▶ _Requirements_
Read the lines that follow and pick out every one containing the word "Dominance".

* BEGIN Supplied material *

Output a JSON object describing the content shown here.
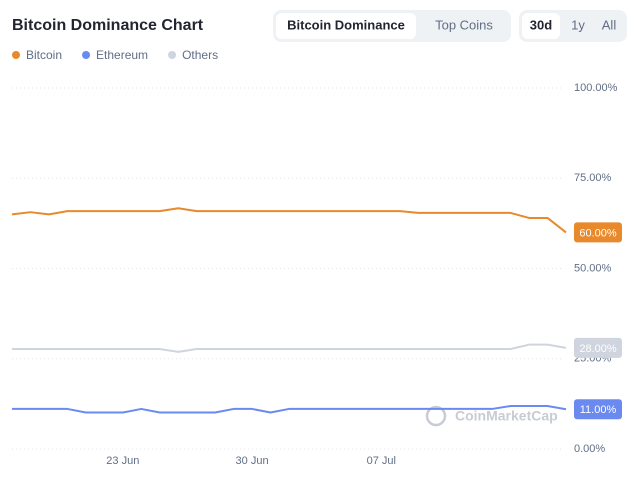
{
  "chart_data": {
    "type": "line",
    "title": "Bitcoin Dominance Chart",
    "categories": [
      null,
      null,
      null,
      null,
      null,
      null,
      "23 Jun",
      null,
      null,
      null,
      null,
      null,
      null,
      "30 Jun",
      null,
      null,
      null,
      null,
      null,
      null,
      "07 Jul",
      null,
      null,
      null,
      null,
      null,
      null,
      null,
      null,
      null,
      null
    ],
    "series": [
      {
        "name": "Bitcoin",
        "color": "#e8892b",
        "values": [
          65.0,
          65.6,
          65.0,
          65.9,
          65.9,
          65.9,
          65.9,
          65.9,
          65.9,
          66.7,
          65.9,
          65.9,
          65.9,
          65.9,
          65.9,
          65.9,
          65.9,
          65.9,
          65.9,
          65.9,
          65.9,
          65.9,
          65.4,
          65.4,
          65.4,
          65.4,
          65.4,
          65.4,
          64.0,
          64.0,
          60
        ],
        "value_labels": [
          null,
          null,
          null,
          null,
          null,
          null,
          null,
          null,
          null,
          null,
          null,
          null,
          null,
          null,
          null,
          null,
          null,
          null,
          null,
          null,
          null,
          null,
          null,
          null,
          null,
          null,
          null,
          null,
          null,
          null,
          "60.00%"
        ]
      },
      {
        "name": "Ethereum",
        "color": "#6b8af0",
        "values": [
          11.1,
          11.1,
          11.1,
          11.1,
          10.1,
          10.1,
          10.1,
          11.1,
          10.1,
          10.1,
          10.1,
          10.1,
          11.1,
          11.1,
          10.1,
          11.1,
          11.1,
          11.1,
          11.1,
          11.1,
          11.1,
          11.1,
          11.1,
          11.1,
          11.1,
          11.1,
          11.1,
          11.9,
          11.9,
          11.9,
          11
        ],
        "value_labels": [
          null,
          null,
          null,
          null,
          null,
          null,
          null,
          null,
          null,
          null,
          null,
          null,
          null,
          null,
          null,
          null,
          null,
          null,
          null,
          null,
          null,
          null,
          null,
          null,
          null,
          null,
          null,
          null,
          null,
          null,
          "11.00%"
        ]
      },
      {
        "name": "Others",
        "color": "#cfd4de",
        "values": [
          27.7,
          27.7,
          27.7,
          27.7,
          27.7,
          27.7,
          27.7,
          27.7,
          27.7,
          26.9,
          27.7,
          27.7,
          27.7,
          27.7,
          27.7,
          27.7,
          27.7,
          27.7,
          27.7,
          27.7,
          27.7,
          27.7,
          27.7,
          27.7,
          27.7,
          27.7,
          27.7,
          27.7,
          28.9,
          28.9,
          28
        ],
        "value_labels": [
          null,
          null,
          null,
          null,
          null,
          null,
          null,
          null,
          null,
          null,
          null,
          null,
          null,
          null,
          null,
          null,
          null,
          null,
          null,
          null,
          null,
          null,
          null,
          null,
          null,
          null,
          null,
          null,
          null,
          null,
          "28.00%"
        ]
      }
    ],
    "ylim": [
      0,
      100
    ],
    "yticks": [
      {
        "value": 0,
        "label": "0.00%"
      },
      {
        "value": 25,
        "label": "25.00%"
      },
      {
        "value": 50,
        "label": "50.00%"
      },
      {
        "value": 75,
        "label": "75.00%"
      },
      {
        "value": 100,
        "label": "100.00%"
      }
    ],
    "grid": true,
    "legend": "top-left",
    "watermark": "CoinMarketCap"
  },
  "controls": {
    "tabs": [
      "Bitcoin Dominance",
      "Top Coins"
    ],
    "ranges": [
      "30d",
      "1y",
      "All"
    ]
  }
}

* END Supplied material *

▶ _Output of the task_
    "title": "Bitcoin Dominance Chart",
      "Bitcoin Dominance",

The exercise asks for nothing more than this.